__EXERCISE TASK__
Go through the lines below and copy each one that holds the string "title".

** START INPUT FOR THIS TASK **

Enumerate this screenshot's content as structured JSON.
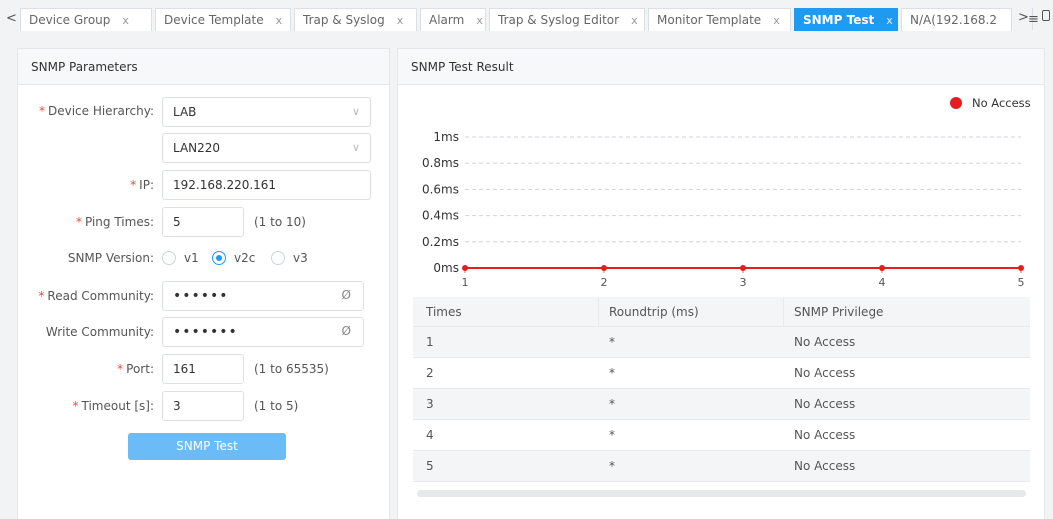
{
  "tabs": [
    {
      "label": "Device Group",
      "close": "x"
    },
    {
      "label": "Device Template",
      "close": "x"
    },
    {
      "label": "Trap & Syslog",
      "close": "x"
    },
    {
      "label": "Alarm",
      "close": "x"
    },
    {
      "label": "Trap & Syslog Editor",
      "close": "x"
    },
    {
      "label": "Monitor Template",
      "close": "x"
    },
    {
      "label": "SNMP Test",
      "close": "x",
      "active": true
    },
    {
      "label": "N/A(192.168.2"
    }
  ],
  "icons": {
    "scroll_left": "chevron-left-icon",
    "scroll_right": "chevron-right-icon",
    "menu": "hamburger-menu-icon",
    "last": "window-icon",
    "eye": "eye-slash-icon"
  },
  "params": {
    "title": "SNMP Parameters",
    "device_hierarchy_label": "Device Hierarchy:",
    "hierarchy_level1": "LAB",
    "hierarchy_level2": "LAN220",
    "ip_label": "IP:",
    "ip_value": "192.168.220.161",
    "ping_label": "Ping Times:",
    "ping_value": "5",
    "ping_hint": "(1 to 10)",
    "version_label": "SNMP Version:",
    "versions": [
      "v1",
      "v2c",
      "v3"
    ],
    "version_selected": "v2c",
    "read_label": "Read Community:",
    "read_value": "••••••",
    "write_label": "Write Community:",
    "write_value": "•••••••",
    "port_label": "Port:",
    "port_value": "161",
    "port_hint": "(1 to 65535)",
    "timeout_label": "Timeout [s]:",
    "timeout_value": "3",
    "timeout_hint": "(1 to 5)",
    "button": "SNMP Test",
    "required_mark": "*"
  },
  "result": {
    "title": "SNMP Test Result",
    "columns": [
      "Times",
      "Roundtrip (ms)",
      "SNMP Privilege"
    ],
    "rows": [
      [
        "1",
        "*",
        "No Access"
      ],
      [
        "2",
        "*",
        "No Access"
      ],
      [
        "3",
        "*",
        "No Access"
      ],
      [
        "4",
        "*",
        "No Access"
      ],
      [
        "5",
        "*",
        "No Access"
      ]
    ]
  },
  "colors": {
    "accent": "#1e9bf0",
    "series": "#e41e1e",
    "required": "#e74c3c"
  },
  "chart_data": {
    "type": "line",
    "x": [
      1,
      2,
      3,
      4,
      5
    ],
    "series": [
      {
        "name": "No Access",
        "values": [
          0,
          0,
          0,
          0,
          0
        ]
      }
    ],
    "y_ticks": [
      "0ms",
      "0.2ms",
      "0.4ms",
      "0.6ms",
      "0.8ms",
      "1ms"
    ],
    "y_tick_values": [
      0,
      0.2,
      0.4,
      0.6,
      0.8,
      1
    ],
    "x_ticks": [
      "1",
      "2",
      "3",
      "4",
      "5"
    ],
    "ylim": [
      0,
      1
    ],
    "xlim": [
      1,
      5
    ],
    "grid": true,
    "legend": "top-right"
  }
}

** END INPUT FOR THIS TASK **

__ANSWER TO THIS TASK__
    "title": "SNMP Parameters",
    "title": "SNMP Test Result",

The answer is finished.